> _REQUEST_
Using the material that follows, identify and copy each line with the string "document".

Items listed in a dataset

⁂

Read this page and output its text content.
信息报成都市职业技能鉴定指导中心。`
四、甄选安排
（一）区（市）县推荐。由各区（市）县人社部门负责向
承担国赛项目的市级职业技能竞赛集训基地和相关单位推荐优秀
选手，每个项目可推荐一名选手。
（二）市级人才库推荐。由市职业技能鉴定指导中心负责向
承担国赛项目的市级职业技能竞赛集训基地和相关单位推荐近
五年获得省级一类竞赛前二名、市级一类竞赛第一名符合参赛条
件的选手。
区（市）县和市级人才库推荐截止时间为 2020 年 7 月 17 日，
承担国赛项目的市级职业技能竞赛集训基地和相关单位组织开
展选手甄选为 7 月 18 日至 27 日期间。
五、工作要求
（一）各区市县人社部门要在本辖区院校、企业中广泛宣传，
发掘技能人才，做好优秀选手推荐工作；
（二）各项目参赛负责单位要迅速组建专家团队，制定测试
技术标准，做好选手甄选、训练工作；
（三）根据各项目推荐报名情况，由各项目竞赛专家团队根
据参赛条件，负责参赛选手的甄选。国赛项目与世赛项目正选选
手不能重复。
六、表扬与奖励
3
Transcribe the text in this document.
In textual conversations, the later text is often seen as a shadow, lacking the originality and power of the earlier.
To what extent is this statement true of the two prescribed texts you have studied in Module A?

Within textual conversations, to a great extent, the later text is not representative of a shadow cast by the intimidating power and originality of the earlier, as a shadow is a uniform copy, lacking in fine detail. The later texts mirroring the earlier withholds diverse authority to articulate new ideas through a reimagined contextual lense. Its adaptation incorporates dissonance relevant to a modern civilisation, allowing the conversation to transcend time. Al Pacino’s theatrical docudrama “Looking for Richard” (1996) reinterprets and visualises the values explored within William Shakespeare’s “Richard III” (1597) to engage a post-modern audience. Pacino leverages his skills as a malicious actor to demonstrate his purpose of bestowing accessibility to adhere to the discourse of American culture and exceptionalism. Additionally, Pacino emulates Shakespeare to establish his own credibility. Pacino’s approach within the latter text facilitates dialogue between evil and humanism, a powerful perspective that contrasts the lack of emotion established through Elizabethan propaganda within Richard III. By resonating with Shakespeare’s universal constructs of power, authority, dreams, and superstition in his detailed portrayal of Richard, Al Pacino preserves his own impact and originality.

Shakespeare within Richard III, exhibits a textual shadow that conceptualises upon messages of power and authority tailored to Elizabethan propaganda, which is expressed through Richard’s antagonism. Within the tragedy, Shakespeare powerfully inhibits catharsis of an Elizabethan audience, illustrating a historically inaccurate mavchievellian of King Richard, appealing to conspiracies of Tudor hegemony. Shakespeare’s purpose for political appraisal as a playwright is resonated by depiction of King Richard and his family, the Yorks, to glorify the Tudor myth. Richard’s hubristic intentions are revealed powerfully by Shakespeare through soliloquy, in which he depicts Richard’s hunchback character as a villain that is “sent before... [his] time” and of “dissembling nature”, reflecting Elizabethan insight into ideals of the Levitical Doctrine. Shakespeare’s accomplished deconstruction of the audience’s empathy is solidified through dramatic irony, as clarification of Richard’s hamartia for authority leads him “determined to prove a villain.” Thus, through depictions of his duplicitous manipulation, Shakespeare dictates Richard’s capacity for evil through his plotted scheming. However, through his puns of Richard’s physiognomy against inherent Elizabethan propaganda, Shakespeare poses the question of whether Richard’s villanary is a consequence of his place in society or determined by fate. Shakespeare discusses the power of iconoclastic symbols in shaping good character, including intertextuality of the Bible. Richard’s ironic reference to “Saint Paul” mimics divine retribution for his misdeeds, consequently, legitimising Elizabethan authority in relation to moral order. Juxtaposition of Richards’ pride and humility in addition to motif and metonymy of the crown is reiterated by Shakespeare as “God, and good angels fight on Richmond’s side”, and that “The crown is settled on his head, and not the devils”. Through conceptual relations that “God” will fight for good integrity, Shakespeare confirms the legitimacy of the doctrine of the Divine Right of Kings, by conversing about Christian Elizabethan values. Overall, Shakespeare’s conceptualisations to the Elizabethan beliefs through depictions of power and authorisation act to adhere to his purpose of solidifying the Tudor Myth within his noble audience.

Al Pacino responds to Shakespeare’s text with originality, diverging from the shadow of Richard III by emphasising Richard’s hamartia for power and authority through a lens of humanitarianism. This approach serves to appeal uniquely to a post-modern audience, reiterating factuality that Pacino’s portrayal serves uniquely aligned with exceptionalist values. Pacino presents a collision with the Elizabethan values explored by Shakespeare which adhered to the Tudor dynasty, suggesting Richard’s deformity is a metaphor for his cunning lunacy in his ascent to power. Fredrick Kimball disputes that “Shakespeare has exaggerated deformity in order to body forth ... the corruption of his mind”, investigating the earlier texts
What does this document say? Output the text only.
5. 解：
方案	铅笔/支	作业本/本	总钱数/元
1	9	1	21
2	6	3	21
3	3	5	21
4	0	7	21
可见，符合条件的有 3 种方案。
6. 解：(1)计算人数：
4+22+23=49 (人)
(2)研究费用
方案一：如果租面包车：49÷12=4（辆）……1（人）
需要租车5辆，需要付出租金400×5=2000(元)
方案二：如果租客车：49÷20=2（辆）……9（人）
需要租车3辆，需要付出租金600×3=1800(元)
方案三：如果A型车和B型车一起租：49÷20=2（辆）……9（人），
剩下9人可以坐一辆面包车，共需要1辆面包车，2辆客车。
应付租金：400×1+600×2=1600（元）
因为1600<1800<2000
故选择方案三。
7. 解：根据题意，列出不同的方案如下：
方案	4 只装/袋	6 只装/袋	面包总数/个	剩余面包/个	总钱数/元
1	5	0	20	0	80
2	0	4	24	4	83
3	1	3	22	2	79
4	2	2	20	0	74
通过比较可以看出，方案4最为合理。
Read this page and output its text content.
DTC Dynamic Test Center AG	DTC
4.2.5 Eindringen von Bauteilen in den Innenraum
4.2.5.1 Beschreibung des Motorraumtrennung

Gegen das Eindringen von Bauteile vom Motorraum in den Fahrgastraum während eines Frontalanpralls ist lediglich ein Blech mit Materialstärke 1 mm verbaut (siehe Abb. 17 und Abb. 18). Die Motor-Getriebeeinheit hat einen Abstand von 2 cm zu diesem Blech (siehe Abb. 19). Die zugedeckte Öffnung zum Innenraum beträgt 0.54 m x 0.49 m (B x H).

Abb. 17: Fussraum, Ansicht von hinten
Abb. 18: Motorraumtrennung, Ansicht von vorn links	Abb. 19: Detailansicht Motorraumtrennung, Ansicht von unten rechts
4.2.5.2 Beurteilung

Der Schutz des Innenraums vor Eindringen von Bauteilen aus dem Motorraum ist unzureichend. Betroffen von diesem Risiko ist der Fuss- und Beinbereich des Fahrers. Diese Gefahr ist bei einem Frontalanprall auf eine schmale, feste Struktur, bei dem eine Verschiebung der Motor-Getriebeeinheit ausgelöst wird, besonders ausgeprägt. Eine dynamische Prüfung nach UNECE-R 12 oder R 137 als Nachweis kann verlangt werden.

⁂

> _TASK RESULT_
Transcribe the text in this document.
What does this document say? Output the text only.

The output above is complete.